§ **STATED TASK**
Wherever the word "champ" turns up in a line of the entries, copy that line.

§ **RECORDS FOR THIS TASK**
━━━━━━━━━━━━━━━━━━━━
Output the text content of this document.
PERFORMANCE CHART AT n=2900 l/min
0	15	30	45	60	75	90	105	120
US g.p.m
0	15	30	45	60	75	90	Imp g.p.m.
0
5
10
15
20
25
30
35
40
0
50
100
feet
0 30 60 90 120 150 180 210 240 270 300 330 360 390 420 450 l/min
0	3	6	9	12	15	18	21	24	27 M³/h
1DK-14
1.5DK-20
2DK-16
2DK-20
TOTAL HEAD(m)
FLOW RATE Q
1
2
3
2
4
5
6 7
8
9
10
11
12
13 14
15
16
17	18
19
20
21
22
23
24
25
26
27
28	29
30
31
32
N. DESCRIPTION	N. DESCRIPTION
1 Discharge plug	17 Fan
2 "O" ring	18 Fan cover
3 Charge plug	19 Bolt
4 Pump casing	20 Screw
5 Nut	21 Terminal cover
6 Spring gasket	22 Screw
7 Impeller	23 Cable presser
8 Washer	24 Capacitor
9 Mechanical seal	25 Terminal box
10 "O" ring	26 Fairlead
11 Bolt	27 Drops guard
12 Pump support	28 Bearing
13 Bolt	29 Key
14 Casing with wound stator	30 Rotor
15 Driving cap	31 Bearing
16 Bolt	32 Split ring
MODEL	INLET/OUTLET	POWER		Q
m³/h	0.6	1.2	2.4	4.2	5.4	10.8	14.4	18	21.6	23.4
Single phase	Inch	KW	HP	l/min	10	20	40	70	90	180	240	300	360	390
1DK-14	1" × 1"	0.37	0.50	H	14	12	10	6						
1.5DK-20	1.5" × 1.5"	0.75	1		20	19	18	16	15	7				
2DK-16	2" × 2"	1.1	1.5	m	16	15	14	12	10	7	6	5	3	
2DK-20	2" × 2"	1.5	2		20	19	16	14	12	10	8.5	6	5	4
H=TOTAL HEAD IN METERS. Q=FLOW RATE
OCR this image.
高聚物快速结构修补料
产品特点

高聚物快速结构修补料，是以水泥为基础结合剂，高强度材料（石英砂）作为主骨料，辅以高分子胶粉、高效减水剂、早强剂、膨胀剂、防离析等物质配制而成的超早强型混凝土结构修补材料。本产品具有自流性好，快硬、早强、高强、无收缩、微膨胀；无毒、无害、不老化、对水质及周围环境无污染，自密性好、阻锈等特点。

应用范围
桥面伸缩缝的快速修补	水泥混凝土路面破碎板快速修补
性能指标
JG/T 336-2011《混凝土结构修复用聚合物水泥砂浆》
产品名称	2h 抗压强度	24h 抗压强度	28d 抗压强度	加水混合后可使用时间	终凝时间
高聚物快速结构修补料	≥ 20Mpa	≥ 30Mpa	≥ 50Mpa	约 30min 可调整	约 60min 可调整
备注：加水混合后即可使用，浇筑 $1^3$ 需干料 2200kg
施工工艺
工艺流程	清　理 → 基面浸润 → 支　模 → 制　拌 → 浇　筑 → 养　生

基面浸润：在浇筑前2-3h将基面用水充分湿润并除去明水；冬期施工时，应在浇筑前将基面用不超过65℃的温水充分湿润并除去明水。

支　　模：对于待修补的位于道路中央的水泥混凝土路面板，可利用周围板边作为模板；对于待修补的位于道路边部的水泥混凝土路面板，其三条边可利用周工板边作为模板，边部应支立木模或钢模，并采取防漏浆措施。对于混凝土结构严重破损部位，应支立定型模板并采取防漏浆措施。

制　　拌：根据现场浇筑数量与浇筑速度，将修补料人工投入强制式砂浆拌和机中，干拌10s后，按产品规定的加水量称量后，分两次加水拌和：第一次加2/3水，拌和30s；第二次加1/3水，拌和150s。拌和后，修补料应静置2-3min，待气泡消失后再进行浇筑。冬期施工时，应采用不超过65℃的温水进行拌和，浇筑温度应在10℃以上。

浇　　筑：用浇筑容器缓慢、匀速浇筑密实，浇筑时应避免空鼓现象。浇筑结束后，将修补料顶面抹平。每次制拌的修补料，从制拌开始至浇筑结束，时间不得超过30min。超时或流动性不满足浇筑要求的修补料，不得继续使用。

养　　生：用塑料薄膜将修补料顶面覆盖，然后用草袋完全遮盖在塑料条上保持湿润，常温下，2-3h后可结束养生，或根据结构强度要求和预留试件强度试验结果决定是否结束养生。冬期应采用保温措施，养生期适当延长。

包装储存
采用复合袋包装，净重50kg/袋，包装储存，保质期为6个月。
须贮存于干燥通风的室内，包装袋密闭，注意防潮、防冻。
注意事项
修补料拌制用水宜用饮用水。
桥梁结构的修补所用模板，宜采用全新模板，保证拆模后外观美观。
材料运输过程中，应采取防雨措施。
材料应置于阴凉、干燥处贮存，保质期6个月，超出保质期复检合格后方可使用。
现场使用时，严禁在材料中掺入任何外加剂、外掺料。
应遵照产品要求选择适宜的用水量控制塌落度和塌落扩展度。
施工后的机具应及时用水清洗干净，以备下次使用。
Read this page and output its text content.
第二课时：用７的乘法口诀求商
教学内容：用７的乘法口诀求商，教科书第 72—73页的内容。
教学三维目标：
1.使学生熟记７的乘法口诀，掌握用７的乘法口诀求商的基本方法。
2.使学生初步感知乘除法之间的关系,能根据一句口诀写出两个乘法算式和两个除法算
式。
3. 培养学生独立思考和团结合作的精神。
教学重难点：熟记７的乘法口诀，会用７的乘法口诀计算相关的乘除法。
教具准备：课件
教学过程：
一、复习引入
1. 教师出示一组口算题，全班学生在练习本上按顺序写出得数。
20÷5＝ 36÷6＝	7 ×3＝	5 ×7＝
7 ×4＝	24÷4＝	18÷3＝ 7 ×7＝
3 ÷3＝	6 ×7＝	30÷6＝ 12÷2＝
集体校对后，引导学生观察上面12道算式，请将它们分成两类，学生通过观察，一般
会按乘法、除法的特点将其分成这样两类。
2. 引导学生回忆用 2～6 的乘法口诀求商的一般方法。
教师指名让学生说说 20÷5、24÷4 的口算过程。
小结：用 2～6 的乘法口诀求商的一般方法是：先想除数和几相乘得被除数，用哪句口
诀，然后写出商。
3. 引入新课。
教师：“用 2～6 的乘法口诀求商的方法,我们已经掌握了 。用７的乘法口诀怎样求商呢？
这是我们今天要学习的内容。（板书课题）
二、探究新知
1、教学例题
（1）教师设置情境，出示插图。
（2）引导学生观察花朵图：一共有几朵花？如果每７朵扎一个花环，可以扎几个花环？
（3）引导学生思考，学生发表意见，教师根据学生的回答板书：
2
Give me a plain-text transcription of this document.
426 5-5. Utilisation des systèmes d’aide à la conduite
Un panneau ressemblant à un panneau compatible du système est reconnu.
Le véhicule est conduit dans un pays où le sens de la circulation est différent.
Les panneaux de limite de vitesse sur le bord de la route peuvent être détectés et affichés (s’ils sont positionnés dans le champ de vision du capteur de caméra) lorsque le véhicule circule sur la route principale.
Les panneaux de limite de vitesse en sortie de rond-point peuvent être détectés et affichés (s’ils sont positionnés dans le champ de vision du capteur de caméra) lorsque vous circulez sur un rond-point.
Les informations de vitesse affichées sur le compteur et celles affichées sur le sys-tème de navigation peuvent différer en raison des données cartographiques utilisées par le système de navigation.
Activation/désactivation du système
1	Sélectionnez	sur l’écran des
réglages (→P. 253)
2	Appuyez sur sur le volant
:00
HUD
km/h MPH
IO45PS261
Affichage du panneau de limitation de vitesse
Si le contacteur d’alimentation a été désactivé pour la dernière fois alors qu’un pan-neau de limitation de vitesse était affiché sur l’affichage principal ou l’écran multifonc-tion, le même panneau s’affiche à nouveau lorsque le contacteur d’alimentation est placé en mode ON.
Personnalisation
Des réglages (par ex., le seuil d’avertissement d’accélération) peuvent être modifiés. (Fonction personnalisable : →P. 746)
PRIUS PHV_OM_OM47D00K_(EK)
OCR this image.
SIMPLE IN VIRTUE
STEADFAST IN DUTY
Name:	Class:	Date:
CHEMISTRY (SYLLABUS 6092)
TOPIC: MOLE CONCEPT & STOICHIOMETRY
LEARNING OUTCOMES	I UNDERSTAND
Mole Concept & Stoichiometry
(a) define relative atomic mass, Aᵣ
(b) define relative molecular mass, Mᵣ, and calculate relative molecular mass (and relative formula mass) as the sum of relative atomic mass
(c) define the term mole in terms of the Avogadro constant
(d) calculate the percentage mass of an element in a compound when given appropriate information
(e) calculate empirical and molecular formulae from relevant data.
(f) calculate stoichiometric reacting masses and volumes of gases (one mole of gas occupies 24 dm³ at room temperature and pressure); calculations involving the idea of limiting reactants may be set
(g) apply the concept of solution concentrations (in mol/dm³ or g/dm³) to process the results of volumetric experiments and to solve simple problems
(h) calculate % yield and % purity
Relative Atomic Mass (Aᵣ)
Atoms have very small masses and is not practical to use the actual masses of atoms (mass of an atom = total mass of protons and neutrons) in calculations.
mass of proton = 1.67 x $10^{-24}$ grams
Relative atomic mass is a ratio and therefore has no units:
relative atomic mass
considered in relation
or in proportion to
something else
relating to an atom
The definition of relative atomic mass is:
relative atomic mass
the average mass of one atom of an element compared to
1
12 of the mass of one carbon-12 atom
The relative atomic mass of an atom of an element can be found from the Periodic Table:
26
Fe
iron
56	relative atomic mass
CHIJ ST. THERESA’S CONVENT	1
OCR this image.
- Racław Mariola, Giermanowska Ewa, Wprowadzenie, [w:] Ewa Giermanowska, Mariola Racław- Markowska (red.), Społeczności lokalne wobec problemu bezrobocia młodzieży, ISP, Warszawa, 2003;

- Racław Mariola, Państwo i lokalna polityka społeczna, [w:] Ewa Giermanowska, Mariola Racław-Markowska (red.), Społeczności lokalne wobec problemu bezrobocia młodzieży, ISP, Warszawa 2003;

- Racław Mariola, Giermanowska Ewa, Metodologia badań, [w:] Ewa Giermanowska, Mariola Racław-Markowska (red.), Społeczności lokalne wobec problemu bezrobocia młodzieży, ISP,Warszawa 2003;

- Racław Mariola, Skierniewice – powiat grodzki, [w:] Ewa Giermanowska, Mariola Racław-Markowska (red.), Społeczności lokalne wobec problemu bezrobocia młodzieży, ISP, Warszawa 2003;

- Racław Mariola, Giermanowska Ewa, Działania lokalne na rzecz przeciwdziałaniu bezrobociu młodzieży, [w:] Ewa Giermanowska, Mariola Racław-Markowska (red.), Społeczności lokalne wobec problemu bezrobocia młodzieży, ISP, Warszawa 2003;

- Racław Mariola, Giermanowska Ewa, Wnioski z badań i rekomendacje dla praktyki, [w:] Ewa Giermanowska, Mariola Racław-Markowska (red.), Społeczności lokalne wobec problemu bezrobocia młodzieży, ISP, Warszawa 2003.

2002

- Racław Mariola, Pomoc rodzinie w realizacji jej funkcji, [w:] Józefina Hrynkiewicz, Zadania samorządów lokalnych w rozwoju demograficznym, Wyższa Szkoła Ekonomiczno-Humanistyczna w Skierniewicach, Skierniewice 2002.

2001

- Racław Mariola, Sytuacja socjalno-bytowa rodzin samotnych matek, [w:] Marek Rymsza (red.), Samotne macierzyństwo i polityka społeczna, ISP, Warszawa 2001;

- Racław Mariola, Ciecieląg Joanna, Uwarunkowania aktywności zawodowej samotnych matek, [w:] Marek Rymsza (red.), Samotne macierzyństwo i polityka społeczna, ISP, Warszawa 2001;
━━━━━━━━━━━━━━━━━━━━
§ **EXERCISE RESULT**
Les panneaux de limite de vitesse sur le bord de la route peuvent être détectés et affichés (s’ils sont positionnés dans le champ de vision du capteur de caméra) lorsque le véhicule circule sur la route principale.
Les panneaux de limite de vitesse en sortie de rond-point peuvent être détectés et affichés (s’ils sont positionnés dans le champ de vision du capteur de caméra) lorsque vous circulez sur un rond-point.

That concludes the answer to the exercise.